* _Goal_
Look through the data and write out every line with the word "subtitle" in it.

* _Exercise data_
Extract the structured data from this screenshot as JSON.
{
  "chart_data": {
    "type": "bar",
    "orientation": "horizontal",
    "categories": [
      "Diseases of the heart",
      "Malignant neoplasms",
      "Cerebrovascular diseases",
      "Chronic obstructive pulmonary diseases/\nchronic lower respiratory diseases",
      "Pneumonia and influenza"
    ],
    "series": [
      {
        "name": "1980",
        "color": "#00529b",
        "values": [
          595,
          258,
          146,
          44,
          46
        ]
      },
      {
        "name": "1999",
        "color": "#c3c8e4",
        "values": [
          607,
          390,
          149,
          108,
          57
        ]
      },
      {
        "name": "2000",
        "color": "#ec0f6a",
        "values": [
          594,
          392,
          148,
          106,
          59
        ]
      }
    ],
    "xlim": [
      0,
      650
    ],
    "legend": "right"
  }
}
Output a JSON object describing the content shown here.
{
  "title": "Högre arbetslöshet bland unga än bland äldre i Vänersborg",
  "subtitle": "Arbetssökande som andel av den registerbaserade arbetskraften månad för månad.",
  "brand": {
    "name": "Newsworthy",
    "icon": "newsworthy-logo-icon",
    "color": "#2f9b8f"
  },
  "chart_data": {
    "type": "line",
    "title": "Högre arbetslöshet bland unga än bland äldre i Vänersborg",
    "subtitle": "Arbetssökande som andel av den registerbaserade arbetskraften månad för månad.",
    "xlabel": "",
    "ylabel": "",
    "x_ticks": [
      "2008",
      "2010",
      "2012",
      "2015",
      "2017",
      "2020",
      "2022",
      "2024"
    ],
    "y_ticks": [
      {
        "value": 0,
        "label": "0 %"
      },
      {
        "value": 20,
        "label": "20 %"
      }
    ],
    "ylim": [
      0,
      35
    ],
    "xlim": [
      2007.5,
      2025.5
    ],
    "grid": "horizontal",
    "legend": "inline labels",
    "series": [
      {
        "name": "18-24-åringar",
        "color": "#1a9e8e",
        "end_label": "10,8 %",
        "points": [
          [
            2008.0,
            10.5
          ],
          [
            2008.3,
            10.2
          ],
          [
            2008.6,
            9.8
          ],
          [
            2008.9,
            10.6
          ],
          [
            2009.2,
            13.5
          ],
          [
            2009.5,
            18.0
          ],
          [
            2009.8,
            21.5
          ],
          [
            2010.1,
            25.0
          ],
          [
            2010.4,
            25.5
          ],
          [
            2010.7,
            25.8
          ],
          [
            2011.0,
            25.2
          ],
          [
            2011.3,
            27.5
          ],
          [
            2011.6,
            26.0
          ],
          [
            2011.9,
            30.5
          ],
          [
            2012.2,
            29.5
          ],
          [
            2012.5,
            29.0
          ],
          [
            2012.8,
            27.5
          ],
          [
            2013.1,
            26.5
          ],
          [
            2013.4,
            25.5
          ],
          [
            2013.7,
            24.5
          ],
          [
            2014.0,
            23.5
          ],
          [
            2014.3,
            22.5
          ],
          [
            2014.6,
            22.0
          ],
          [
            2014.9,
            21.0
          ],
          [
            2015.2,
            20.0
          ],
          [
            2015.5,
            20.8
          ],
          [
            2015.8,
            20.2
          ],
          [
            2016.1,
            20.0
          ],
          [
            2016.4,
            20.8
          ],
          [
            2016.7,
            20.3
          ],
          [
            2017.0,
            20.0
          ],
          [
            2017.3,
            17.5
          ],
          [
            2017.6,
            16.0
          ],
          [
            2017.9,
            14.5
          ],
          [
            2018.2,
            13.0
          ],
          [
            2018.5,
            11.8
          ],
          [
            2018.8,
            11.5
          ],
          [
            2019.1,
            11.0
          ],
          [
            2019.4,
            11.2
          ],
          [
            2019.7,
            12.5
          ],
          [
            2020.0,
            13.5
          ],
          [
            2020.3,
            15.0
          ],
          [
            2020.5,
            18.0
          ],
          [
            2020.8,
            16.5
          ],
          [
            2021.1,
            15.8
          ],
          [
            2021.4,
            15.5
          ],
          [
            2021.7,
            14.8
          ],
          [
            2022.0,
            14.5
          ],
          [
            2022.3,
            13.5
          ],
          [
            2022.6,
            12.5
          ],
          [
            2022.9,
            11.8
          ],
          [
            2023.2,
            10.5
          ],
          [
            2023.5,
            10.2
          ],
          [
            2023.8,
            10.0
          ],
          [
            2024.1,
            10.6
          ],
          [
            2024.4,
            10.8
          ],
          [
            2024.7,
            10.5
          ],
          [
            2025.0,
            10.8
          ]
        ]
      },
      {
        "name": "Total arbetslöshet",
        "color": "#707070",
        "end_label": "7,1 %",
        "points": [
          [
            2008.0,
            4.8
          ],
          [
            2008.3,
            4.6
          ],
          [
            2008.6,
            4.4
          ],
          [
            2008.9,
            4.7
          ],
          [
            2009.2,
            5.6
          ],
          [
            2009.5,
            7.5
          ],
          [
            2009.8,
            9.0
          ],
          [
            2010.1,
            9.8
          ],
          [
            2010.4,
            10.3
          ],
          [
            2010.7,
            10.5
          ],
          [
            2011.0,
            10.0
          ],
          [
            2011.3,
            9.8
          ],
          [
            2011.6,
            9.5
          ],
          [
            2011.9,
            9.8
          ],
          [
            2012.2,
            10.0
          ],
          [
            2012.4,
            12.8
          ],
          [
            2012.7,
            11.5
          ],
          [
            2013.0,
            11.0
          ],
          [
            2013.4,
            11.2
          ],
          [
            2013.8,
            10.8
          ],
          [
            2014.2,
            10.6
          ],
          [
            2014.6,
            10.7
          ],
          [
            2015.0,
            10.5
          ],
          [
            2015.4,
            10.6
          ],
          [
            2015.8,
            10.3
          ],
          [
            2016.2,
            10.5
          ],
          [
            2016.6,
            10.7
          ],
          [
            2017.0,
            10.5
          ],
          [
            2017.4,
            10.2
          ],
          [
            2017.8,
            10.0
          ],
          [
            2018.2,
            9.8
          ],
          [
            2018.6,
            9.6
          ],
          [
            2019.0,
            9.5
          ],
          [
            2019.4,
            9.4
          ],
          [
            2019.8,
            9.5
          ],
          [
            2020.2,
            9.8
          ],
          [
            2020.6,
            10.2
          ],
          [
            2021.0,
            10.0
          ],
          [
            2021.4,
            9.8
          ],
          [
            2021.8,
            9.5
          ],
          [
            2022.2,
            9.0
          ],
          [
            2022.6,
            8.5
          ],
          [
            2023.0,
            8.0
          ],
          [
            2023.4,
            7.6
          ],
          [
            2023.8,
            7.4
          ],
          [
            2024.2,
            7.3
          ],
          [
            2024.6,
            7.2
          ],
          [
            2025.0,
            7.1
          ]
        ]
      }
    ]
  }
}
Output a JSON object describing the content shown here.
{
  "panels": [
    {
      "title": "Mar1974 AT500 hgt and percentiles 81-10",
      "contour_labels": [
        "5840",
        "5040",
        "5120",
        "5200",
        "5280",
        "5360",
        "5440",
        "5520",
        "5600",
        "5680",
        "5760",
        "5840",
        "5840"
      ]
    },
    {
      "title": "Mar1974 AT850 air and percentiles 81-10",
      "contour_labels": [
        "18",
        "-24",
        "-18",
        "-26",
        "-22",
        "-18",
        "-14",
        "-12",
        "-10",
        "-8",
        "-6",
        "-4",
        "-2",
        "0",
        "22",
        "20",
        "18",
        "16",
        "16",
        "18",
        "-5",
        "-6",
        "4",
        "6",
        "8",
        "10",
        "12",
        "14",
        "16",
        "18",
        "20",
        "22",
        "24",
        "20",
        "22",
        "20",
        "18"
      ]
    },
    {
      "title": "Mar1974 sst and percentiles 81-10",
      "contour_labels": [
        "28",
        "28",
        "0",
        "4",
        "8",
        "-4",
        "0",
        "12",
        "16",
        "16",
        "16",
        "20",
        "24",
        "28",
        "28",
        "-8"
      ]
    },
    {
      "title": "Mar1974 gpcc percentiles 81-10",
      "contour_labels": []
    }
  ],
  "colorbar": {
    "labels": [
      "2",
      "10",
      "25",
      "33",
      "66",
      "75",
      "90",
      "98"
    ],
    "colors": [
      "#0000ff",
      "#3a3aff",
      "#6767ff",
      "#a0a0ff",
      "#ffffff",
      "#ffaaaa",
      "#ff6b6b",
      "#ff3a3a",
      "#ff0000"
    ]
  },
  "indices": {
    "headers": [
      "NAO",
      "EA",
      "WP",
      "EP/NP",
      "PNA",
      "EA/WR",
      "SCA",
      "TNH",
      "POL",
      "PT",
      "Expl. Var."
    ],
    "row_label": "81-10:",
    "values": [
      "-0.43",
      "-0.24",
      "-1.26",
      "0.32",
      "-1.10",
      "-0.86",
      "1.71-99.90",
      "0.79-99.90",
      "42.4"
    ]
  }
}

* _Exercise response_
  "subtitle": "Arbetssökande som andel av den registerbaserade arbetskraften månad för månad.",
    "subtitle": "Arbetssökande som andel av den registerbaserade arbetskraften månad för månad.",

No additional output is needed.